## Extracted material
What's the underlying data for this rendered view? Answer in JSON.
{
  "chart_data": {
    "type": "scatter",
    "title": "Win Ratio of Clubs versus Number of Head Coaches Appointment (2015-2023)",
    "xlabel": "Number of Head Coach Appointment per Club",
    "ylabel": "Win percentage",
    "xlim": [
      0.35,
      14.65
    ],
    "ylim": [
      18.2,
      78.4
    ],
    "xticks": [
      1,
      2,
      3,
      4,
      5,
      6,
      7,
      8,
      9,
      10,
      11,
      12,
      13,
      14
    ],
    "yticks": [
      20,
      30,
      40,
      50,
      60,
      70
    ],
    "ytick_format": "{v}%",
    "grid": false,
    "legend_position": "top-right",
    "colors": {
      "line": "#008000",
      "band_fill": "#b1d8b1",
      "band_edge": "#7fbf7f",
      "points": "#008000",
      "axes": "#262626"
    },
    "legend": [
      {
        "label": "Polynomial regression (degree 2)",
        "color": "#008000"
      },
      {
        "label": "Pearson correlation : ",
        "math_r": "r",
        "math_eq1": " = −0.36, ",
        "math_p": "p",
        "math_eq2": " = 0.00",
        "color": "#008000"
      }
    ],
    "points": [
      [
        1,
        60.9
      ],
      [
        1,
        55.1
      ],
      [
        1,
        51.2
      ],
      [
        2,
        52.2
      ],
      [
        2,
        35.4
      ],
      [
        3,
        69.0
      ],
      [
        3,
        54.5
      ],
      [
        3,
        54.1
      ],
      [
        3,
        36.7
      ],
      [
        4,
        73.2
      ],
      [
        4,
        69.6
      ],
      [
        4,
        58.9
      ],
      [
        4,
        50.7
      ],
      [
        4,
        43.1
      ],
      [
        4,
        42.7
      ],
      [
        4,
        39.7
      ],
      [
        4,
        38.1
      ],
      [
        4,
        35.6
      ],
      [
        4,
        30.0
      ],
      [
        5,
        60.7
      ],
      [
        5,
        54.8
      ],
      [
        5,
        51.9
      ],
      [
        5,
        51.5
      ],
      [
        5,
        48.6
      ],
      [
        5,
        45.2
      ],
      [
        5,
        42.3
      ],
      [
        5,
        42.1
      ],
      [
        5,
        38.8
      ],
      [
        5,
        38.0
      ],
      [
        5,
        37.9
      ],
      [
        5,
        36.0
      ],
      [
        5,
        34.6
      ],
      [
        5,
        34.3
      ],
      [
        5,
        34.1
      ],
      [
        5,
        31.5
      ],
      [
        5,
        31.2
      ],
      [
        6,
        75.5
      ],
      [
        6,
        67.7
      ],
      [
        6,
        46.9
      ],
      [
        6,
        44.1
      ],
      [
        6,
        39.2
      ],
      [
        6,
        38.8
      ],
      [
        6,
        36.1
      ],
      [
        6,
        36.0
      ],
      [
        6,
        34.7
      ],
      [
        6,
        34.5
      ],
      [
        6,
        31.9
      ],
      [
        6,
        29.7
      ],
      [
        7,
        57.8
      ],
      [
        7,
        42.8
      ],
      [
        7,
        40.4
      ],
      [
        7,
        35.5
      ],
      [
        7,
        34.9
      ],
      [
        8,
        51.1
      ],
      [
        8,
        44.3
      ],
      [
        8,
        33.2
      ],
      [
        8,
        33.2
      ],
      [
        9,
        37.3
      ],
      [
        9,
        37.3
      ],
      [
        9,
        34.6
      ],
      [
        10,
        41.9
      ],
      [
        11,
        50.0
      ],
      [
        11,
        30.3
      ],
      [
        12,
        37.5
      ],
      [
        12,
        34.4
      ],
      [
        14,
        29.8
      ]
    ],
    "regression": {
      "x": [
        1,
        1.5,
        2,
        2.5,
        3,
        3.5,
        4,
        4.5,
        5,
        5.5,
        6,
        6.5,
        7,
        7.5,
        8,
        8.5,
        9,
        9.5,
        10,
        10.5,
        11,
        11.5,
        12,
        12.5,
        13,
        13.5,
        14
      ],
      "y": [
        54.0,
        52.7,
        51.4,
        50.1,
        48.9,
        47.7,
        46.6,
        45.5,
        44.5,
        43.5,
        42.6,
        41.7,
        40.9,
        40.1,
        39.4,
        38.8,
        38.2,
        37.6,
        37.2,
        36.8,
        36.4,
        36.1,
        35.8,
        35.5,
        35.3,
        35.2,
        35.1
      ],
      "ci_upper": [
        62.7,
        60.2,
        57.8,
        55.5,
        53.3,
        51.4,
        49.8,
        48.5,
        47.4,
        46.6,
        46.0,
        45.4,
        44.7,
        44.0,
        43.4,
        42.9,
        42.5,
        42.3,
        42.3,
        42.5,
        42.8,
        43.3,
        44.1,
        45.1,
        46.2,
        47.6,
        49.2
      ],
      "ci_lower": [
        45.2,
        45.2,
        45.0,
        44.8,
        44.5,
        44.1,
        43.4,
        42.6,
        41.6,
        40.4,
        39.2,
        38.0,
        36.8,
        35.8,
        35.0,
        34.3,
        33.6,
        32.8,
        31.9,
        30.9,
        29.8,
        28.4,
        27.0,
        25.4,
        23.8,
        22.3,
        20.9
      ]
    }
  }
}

---

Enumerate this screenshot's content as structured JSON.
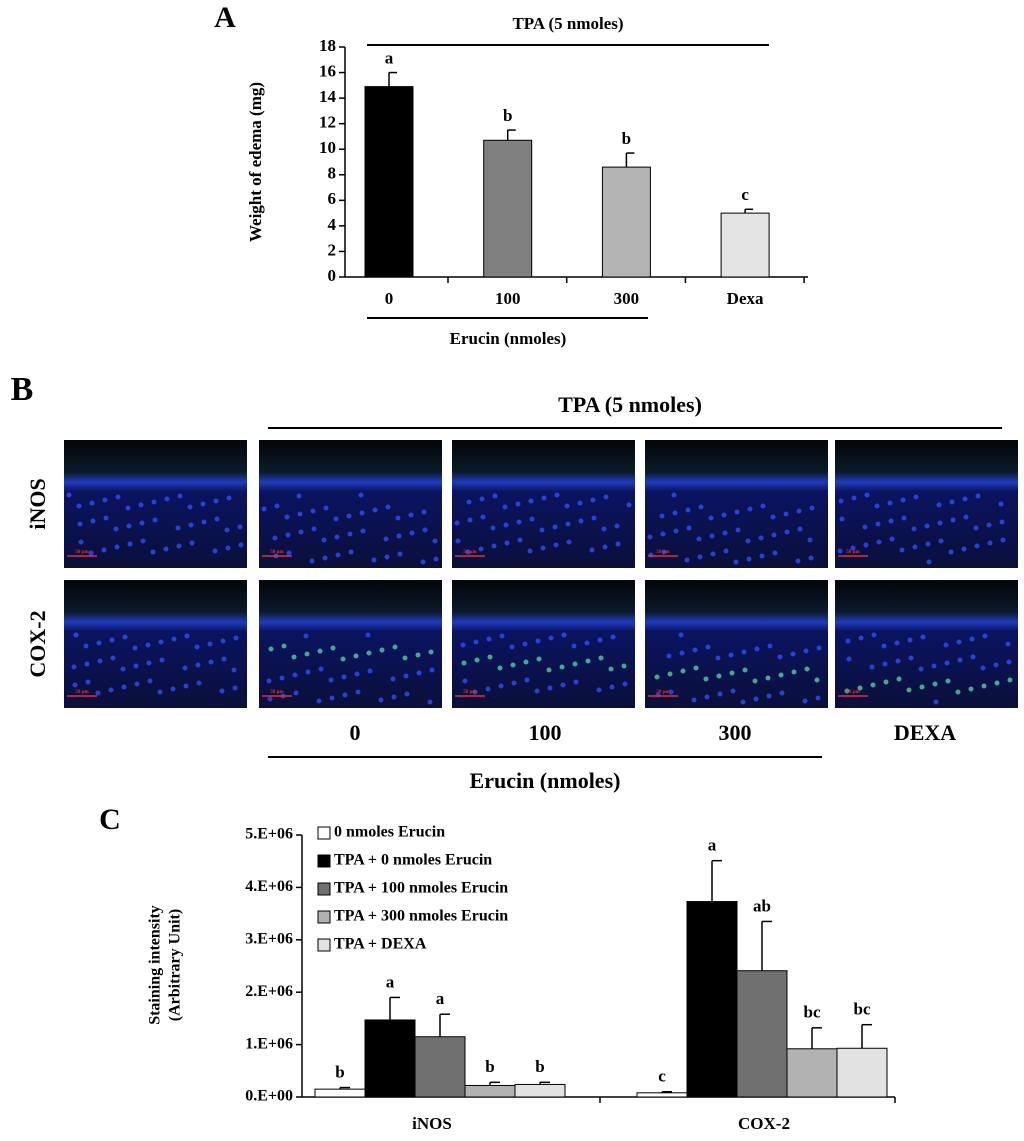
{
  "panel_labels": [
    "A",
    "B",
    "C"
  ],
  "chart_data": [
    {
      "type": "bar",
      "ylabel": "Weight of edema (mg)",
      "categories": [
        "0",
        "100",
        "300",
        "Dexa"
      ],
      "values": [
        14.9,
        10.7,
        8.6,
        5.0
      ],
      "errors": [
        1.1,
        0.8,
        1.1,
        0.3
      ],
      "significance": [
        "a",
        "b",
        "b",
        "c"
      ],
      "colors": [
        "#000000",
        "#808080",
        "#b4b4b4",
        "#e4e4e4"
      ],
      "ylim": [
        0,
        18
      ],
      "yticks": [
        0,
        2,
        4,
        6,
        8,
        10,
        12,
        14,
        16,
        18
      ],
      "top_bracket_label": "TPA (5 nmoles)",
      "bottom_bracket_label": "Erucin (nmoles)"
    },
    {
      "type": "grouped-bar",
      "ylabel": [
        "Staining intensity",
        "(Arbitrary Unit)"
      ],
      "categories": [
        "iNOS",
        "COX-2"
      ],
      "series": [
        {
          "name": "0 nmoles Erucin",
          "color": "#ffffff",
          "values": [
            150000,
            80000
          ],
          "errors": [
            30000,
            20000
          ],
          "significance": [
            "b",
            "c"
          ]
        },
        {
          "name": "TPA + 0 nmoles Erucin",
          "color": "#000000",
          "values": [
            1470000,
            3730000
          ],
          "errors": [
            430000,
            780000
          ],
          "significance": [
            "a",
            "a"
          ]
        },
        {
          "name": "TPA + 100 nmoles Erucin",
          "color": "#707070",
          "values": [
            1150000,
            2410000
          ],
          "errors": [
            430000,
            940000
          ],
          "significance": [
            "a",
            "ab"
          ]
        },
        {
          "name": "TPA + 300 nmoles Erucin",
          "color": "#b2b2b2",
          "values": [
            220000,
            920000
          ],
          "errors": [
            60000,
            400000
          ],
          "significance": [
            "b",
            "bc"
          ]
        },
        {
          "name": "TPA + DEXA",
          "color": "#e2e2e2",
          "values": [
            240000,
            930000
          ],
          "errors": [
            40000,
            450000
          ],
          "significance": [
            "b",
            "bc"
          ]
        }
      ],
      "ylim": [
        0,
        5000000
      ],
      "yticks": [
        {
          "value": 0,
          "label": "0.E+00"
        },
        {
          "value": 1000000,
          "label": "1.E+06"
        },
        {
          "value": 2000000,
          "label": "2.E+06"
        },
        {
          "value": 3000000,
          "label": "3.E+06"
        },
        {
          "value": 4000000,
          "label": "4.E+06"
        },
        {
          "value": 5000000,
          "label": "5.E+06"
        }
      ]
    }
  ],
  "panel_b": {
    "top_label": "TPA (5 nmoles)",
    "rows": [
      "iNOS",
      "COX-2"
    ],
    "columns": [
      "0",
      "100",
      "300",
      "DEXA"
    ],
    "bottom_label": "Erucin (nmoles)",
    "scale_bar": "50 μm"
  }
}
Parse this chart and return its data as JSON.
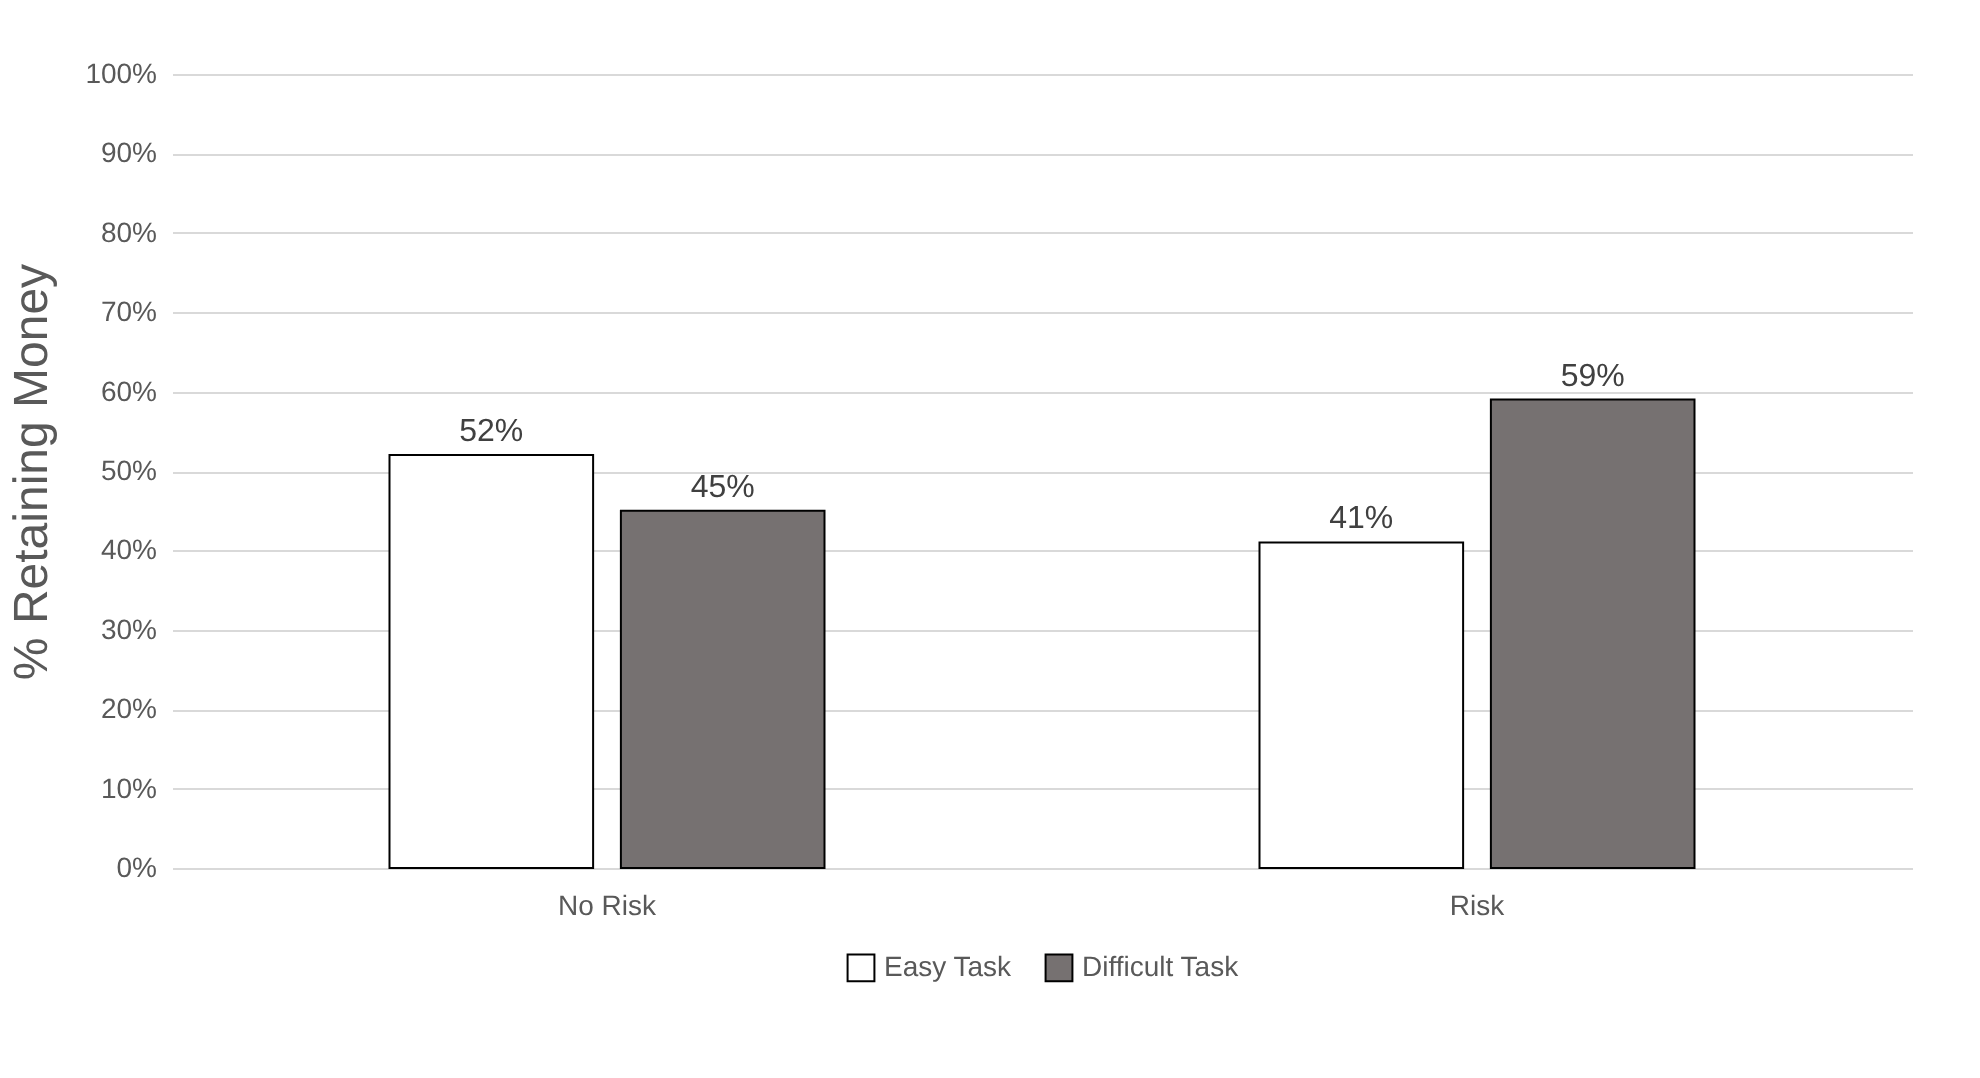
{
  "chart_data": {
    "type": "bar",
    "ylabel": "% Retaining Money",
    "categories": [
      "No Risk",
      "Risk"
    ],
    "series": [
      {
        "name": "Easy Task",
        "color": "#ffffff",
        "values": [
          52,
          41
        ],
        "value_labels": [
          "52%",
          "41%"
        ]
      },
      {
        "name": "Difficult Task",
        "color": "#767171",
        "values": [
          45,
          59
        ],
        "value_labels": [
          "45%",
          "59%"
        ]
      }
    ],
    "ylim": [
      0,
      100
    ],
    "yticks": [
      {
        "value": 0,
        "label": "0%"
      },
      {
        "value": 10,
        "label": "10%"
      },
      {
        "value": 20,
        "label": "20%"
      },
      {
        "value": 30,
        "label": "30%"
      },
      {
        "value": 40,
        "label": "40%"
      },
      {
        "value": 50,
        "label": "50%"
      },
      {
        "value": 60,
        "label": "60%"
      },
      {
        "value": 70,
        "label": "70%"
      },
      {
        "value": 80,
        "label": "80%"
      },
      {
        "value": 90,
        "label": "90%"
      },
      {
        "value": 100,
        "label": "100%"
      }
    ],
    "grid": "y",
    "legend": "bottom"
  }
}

---

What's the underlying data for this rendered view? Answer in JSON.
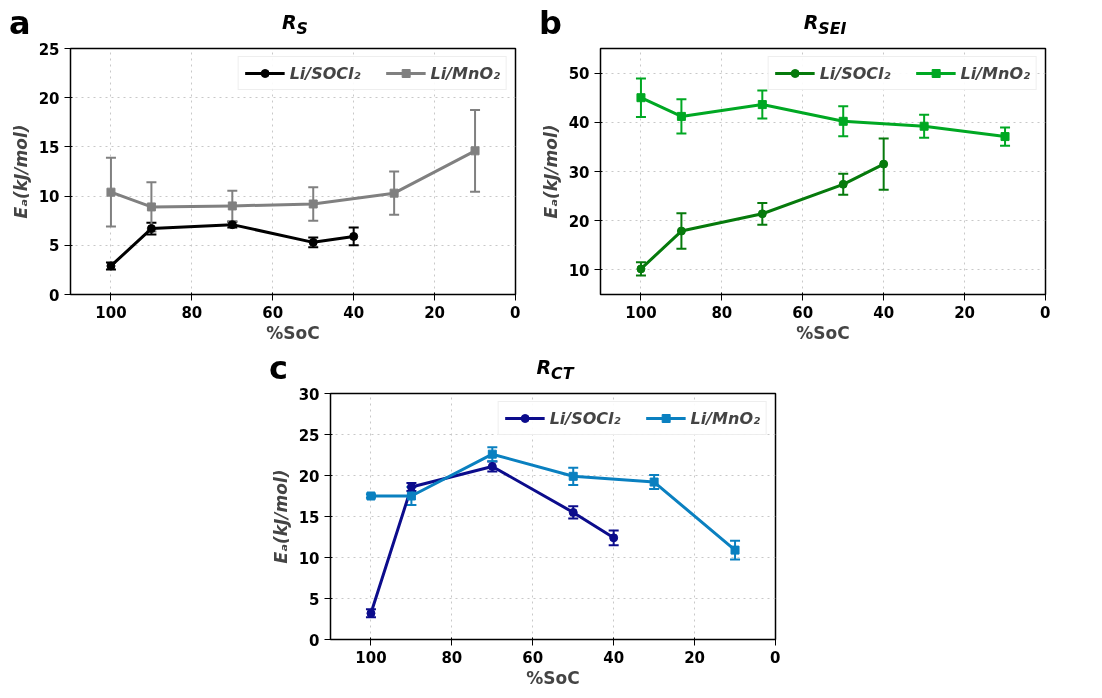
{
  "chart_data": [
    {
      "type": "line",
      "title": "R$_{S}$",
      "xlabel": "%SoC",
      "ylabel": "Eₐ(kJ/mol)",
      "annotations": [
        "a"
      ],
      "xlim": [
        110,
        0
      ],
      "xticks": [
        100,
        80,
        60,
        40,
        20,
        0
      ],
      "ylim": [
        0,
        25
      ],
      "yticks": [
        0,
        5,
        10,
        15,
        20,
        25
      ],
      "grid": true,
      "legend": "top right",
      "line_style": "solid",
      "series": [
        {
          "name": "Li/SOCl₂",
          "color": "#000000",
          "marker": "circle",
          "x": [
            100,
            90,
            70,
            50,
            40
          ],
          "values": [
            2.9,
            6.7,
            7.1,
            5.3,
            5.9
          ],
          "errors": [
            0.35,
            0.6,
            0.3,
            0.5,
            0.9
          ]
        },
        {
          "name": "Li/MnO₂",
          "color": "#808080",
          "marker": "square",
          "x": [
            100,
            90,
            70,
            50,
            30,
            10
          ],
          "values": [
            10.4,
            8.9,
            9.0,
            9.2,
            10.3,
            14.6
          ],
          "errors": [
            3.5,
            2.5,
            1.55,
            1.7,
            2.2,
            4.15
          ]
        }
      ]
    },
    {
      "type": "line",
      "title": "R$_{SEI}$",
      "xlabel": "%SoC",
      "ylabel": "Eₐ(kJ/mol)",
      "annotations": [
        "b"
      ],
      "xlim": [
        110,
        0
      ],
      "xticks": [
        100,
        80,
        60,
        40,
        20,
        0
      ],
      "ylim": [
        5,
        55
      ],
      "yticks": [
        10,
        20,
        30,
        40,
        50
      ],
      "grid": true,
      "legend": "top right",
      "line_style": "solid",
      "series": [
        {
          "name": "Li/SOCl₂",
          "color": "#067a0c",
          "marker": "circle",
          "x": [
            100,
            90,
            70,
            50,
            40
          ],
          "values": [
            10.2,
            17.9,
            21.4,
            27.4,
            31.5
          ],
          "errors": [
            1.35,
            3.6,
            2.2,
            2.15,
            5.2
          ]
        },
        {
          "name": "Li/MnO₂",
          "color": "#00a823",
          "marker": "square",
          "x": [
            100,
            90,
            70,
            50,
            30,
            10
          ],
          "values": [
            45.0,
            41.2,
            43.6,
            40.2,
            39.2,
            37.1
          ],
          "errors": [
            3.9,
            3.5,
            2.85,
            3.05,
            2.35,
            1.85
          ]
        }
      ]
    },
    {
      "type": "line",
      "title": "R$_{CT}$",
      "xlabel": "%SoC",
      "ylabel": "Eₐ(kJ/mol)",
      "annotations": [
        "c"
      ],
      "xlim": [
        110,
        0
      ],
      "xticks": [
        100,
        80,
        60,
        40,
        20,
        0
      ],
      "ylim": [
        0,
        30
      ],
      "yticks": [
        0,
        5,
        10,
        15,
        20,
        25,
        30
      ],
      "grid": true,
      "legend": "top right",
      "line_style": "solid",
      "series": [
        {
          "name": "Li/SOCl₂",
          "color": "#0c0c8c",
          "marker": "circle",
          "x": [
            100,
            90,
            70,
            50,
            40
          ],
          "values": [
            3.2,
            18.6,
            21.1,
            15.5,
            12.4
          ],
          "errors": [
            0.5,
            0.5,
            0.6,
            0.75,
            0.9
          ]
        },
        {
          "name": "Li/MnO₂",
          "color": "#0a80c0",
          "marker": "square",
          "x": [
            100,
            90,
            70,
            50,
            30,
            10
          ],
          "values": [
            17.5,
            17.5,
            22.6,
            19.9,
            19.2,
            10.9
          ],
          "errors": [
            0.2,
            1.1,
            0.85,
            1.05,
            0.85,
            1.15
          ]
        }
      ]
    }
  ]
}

## What you are asked to do
From the data above, copy each line where the string "Number" appears.

## The output
    "title": "Win Ratio of Clubs versus Number of Head Coaches Appointment (2015-2023)",
    "xlabel": "Number of Head Coach Appointment per Club",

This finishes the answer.